## [Task to complete]
Return all lines that include the string "JSON".
_ _ _ _
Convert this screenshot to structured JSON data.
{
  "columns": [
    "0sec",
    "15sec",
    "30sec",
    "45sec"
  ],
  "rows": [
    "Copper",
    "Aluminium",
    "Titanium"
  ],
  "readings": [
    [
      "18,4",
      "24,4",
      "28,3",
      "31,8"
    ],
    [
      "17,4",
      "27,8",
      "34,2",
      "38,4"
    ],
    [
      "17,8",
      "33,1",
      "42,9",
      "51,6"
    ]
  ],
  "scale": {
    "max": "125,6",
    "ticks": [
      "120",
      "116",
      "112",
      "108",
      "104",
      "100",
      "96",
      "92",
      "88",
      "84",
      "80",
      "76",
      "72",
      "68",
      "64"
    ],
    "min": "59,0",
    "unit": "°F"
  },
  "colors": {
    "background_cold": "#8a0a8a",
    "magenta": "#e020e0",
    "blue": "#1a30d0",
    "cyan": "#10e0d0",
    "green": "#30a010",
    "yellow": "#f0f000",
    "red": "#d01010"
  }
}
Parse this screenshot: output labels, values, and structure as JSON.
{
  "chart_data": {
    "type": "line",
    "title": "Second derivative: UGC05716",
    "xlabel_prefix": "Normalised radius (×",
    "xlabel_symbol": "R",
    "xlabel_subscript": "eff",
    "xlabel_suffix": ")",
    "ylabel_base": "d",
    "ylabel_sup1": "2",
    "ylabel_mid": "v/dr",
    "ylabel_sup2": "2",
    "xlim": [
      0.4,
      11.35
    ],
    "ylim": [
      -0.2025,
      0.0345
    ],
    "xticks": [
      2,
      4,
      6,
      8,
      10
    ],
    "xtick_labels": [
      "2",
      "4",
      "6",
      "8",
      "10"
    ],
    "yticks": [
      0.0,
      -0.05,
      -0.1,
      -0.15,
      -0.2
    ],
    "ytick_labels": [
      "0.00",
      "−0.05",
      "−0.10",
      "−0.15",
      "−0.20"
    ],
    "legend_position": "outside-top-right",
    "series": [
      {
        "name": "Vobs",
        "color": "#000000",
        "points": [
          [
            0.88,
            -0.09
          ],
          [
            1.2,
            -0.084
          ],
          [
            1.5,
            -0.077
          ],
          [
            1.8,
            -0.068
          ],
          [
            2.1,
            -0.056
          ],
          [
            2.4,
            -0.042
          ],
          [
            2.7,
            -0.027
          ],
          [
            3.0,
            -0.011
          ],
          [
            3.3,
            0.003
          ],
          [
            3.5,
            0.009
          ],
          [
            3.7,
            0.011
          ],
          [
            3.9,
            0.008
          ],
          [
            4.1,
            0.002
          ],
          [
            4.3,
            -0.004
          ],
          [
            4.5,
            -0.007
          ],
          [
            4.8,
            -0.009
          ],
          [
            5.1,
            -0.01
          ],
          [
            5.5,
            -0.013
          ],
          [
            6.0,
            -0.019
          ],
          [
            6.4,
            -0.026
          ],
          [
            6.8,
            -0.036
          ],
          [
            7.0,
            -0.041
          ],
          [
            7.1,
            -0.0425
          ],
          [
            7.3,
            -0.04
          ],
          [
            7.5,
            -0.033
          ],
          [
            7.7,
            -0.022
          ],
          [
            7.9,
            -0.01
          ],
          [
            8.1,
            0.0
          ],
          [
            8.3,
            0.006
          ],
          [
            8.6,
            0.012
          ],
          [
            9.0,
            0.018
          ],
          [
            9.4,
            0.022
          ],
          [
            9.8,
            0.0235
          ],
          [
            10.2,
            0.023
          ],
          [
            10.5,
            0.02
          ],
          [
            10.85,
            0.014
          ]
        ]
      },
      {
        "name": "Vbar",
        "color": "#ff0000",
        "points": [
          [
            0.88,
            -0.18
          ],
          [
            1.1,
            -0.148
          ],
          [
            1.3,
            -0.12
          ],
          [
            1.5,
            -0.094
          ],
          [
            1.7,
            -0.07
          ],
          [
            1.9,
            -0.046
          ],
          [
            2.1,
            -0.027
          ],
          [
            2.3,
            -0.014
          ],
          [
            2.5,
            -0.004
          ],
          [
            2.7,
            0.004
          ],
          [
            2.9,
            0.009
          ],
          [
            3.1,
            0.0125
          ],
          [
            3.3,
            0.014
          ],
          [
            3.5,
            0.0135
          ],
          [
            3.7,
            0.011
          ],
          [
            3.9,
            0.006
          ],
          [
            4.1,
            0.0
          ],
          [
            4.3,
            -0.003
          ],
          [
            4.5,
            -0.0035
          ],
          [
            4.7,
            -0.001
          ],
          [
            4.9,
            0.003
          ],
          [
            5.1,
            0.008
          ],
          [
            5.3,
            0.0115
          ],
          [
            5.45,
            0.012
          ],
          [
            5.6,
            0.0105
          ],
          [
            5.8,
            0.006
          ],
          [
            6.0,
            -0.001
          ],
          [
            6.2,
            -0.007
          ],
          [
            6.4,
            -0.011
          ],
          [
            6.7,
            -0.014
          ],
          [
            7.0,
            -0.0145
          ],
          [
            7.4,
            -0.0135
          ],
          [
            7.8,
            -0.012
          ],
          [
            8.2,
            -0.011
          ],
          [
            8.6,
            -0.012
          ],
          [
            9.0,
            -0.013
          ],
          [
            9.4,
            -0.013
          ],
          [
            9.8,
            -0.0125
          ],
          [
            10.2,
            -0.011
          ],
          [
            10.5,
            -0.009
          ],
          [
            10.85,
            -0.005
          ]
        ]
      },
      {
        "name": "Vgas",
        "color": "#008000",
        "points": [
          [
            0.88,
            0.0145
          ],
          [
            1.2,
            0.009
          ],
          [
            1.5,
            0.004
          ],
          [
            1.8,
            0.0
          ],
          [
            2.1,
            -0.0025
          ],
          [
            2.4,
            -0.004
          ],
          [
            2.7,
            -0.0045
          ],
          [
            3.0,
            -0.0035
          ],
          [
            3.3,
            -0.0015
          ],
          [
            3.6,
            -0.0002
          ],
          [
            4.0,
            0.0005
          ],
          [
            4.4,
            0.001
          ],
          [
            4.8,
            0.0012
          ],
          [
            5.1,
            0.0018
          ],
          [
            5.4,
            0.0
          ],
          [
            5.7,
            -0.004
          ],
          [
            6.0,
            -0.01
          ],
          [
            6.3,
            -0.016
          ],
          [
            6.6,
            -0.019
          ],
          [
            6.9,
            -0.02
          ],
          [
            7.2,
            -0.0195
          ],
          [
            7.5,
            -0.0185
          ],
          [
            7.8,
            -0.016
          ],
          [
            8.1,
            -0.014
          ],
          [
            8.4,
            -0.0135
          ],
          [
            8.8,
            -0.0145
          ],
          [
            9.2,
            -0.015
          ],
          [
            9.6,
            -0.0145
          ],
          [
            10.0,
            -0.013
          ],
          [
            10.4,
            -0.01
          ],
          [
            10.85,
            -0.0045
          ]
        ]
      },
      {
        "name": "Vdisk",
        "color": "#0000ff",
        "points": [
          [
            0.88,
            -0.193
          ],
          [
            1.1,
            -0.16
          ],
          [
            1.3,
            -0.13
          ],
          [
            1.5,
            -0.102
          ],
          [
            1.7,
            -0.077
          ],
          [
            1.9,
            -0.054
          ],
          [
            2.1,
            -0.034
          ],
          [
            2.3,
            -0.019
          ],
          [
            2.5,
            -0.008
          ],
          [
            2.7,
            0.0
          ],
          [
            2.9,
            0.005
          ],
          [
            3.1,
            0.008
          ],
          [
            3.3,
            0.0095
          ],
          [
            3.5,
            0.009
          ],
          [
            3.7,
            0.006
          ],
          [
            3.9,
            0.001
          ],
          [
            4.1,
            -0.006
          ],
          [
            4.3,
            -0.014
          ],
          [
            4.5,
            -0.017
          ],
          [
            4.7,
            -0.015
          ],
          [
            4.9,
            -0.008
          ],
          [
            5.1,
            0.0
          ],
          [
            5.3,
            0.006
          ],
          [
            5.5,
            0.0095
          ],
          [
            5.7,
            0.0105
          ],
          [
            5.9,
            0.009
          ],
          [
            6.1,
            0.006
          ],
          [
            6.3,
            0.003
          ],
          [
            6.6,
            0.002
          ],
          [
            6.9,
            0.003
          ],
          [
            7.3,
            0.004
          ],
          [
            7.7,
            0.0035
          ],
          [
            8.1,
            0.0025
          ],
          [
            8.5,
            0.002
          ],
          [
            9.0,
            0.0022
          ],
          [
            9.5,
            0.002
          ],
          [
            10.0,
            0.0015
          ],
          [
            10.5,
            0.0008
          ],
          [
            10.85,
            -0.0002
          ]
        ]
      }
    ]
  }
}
_ _ _ _
## [Answer]
Convert this screenshot to structured JSON data.
Parse this screenshot: output labels, values, and structure as JSON.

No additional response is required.